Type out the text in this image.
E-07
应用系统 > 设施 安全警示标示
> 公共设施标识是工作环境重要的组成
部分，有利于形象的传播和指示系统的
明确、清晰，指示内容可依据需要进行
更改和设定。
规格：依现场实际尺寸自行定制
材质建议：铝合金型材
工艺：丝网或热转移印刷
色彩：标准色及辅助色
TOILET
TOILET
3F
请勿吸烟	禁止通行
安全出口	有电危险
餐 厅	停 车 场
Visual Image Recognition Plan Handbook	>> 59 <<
•••
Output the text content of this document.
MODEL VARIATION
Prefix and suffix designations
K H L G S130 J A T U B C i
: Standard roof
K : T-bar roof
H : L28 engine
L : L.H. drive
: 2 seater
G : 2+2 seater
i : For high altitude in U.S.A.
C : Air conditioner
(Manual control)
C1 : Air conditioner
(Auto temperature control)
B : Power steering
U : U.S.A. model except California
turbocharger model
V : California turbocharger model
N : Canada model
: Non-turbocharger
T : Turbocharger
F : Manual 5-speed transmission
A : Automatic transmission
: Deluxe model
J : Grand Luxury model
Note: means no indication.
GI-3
•••
▶ _EXERCISE_: Gather from the records above every line containing the string "conditioner".

▶ _EXERCISE RESULT_:
C : Air conditioner
C1 : Air conditioner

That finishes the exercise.